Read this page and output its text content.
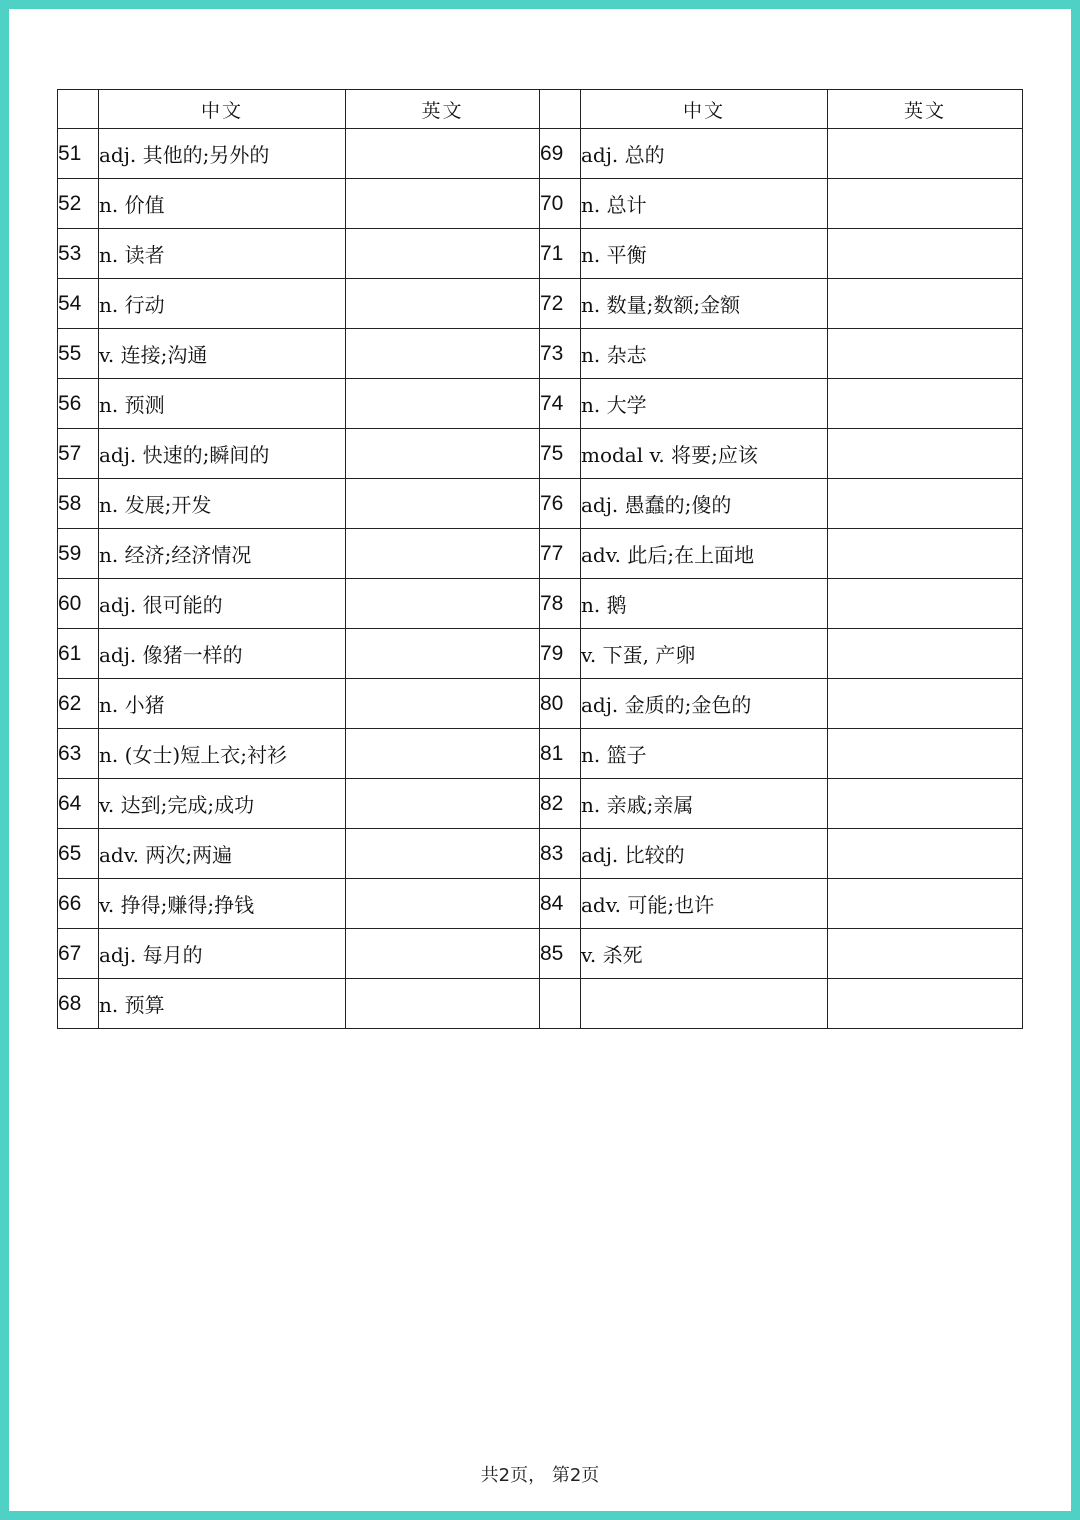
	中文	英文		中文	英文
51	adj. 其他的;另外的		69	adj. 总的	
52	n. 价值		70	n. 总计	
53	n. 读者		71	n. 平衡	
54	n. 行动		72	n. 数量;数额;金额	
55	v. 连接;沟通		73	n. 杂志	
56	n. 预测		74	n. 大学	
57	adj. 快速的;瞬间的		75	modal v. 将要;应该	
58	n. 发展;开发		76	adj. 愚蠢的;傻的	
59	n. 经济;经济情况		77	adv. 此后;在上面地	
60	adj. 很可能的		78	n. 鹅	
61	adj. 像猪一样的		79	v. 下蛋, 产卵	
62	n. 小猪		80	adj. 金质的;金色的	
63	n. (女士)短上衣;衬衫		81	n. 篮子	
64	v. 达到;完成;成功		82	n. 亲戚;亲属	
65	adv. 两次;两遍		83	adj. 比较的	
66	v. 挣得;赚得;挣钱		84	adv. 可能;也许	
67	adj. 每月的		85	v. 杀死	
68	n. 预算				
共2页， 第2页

### PROBLEM REQUIREMENTS:
Your task is to copy the entries in full and exactly, without any images.

### RESPONSE:
Read this page and output its text content.
	中文	英文		中文	英文
51	adj. 其他的;另外的		69	adj. 总的	
52	n. 价值		70	n. 总计	
53	n. 读者		71	n. 平衡	
54	n. 行动		72	n. 数量;数额;金额	
55	v. 连接;沟通		73	n. 杂志	
56	n. 预测		74	n. 大学	
57	adj. 快速的;瞬间的		75	modal v. 将要;应该	
58	n. 发展;开发		76	adj. 愚蠢的;傻的	
59	n. 经济;经济情况		77	adv. 此后;在上面地	
60	adj. 很可能的		78	n. 鹅	
61	adj. 像猪一样的		79	v. 下蛋, 产卵	
62	n. 小猪		80	adj. 金质的;金色的	
63	n. (女士)短上衣;衬衫		81	n. 篮子	
64	v. 达到;完成;成功		82	n. 亲戚;亲属	
65	adv. 两次;两遍		83	adj. 比较的	
66	v. 挣得;赚得;挣钱		84	adv. 可能;也许	
67	adj. 每月的		85	v. 杀死	
68	n. 预算				
共2页， 第2页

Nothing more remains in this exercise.